╔══
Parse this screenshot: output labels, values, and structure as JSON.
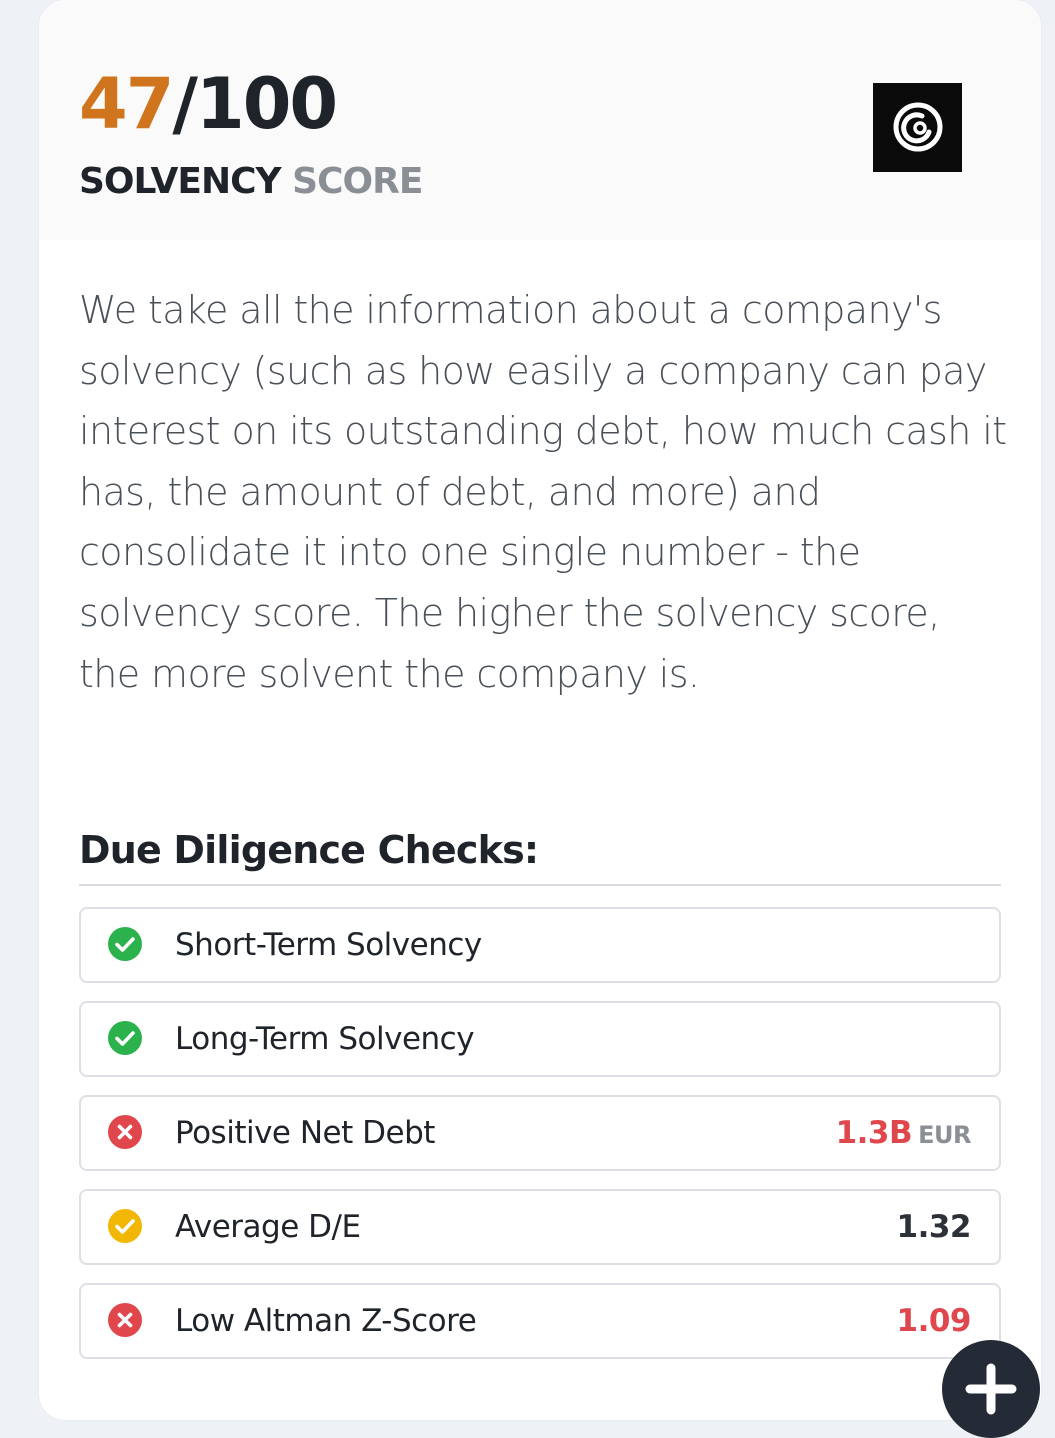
{
  "score": {
    "value": "47",
    "max": "/100",
    "label_primary": "SOLVENCY",
    "label_secondary": "SCORE"
  },
  "logo": {
    "icon": "ubisoft-swirl-icon"
  },
  "description": "We take all the information about a company's solvency (such as how easily a company can pay interest on its outstanding debt, how much cash it has, the amount of debt, and more) and consolidate it into one single number - the solvency score. The higher the solvency score, the more solvent the company is.",
  "checks": {
    "title": "Due Diligence Checks:",
    "items": [
      {
        "label": "Short-Term Solvency",
        "status": "pass",
        "icon": "check-circle-icon"
      },
      {
        "label": "Long-Term Solvency",
        "status": "pass",
        "icon": "check-circle-icon"
      },
      {
        "label": "Positive Net Debt",
        "status": "fail",
        "icon": "x-circle-icon",
        "value": "1.3B",
        "unit": "EUR"
      },
      {
        "label": "Average D/E",
        "status": "warn",
        "icon": "check-circle-icon",
        "value": "1.32"
      },
      {
        "label": "Low Altman Z-Score",
        "status": "fail",
        "icon": "x-circle-icon",
        "value": "1.09"
      }
    ]
  },
  "fab": {
    "icon": "plus-icon"
  },
  "colors": {
    "score_accent": "#d0751e",
    "pass": "#2bb24c",
    "warn": "#f2b705",
    "fail": "#e0474c"
  }
}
╚══
**Work to complete:** Reproduce the listing word for word and omit its pictures.

**Task solution:**
Parse this screenshot: output labels, values, and structure as JSON.
{
  "score": {
    "value": "47",
    "max": "/100",
    "label_primary": "SOLVENCY",
    "label_secondary": "SCORE"
  },
  "logo": {
    "icon": "ubisoft-swirl-icon"
  },
  "description": "We take all the information about a company's solvency (such as how easily a company can pay interest on its outstanding debt, how much cash it has, the amount of debt, and more) and consolidate it into one single number - the solvency score. The higher the solvency score, the more solvent the company is.",
  "checks": {
    "title": "Due Diligence Checks:",
    "items": [
      {
        "label": "Short-Term Solvency",
        "status": "pass",
        "icon": "check-circle-icon"
      },
      {
        "label": "Long-Term Solvency",
        "status": "pass",
        "icon": "check-circle-icon"
      },
      {
        "label": "Positive Net Debt",
        "status": "fail",
        "icon": "x-circle-icon",
        "value": "1.3B",
        "unit": "EUR"
      },
      {
        "label": "Average D/E",
        "status": "warn",
        "icon": "check-circle-icon",
        "value": "1.32"
      },
      {
        "label": "Low Altman Z-Score",
        "status": "fail",
        "icon": "x-circle-icon",
        "value": "1.09"
      }
    ]
  },
  "fab": {
    "icon": "plus-icon"
  },
  "colors": {
    "score_accent": "#d0751e",
    "pass": "#2bb24c",
    "warn": "#f2b705",
    "fail": "#e0474c"
  }
}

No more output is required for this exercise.